> RECORDS FOR THIS EXERCISE
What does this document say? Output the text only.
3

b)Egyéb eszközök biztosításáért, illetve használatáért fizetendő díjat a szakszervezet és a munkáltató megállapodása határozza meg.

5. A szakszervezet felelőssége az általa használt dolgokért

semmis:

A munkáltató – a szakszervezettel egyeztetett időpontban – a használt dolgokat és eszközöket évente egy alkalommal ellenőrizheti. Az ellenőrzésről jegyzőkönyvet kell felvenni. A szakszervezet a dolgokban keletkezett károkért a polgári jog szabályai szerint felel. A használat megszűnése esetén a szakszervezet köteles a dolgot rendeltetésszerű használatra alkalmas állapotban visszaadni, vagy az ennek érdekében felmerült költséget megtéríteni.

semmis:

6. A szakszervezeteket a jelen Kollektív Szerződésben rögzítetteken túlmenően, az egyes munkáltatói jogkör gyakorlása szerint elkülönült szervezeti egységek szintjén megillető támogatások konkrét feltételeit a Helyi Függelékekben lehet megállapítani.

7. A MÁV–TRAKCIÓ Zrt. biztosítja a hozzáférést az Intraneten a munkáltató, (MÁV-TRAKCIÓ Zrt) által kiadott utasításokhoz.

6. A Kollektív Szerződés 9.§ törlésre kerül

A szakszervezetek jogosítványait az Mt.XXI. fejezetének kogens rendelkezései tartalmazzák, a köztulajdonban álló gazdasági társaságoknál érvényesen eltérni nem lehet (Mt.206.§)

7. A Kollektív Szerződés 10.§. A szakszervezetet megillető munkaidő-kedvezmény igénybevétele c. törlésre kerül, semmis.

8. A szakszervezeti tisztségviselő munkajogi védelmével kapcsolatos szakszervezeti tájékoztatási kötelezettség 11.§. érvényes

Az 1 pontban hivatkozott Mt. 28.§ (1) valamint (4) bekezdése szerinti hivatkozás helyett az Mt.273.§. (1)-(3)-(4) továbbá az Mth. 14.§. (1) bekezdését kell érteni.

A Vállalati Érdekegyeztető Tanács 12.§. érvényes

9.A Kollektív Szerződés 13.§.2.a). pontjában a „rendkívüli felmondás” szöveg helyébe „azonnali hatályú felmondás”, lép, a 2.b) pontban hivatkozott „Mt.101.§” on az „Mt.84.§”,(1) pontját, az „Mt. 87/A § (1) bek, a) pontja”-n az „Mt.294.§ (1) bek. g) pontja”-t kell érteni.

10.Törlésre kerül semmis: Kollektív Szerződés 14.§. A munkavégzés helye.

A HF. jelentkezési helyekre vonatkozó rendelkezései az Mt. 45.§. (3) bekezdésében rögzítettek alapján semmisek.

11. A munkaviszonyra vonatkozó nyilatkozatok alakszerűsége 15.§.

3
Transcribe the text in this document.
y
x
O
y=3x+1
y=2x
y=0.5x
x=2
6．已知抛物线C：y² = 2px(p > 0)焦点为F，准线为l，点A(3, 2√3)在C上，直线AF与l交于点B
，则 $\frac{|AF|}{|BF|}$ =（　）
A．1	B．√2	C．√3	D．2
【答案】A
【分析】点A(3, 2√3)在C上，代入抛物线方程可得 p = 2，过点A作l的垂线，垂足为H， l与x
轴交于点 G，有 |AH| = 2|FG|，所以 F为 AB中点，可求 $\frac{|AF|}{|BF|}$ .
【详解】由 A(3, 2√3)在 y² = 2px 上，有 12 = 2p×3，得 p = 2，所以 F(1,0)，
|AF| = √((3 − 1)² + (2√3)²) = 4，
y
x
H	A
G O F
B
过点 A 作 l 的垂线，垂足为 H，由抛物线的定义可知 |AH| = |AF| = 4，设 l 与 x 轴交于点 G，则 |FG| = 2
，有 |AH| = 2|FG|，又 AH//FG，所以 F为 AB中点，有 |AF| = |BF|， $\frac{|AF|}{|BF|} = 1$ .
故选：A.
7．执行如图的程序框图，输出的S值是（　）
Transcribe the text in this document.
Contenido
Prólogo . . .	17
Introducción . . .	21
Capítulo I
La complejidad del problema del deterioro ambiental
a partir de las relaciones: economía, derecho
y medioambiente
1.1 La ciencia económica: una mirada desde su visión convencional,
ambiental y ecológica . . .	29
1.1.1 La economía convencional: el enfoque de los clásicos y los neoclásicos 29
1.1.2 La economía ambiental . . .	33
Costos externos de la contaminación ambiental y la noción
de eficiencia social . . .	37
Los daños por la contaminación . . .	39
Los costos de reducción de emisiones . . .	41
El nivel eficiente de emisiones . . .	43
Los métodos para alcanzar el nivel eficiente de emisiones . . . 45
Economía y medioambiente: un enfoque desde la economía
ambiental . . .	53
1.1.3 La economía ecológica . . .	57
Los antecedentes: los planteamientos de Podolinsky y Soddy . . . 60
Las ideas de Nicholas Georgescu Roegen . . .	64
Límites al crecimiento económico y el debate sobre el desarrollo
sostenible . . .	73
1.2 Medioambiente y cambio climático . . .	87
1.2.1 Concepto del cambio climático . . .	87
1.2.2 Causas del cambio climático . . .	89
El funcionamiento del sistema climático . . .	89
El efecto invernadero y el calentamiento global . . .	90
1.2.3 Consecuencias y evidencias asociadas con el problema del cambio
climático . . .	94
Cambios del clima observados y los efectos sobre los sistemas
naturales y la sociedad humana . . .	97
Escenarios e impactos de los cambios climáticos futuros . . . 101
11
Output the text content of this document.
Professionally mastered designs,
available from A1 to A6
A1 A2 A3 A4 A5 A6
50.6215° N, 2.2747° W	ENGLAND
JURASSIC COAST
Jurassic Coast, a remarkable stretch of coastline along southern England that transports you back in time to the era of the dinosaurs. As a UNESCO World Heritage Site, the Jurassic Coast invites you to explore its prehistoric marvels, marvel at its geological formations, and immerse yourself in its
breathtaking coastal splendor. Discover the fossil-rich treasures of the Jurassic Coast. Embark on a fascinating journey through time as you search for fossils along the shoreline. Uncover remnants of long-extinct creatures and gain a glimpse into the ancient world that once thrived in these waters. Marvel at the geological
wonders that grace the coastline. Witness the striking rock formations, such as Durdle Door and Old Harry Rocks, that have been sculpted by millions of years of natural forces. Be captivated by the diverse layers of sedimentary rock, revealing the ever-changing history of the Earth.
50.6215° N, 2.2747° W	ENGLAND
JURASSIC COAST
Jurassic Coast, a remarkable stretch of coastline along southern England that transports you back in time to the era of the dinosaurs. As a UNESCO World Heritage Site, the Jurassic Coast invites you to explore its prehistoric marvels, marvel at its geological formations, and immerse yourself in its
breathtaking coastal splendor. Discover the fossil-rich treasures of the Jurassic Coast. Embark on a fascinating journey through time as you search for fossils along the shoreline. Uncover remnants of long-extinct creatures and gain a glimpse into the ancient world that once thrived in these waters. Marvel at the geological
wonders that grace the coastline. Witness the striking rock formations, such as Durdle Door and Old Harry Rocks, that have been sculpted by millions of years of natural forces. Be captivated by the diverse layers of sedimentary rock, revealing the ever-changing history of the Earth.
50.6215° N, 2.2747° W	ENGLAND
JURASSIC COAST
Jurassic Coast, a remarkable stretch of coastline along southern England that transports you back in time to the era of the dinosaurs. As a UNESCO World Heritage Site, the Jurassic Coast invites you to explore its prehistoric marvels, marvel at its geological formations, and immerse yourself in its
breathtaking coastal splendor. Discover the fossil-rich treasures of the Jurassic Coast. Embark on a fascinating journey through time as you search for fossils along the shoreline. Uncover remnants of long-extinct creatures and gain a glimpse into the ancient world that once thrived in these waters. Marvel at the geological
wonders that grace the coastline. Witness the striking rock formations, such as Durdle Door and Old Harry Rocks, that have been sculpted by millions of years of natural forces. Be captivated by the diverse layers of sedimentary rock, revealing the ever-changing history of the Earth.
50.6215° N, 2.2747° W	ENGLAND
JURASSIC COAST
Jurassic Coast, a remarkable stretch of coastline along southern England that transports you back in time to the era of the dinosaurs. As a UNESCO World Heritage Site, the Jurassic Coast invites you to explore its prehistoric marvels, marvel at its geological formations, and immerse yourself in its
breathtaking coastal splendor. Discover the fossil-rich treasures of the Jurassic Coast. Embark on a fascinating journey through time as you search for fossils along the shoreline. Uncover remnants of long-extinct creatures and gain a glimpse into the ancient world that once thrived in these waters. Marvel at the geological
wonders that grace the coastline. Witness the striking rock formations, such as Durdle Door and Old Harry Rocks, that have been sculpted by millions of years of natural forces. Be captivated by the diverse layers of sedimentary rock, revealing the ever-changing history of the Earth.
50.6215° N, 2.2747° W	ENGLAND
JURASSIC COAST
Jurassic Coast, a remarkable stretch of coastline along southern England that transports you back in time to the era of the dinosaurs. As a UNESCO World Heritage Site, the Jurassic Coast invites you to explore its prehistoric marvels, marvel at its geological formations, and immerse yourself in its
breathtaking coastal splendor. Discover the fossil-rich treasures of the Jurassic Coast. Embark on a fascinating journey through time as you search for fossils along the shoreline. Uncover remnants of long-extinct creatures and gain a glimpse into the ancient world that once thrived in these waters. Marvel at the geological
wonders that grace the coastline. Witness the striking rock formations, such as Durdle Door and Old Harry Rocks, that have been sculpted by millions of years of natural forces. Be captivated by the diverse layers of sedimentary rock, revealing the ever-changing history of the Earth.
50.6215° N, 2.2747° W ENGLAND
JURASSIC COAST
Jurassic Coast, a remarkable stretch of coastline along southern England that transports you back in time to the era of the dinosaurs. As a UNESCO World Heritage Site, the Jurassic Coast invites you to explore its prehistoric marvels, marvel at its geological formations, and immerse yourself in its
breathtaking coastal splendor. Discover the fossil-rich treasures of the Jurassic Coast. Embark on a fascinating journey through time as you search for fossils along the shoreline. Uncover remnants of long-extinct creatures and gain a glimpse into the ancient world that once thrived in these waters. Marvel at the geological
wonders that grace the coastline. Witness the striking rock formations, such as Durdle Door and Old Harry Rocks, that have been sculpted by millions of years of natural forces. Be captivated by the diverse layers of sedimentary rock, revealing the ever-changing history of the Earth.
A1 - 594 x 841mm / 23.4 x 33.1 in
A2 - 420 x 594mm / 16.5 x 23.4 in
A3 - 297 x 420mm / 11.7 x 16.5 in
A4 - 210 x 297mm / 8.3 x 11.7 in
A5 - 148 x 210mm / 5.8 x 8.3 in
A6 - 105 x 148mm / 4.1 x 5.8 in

> OBJECTIVE
Lines of the listing that contain the word "nivel" are to be counted; report only their number.

> REPLY TO THE EXERCISE
2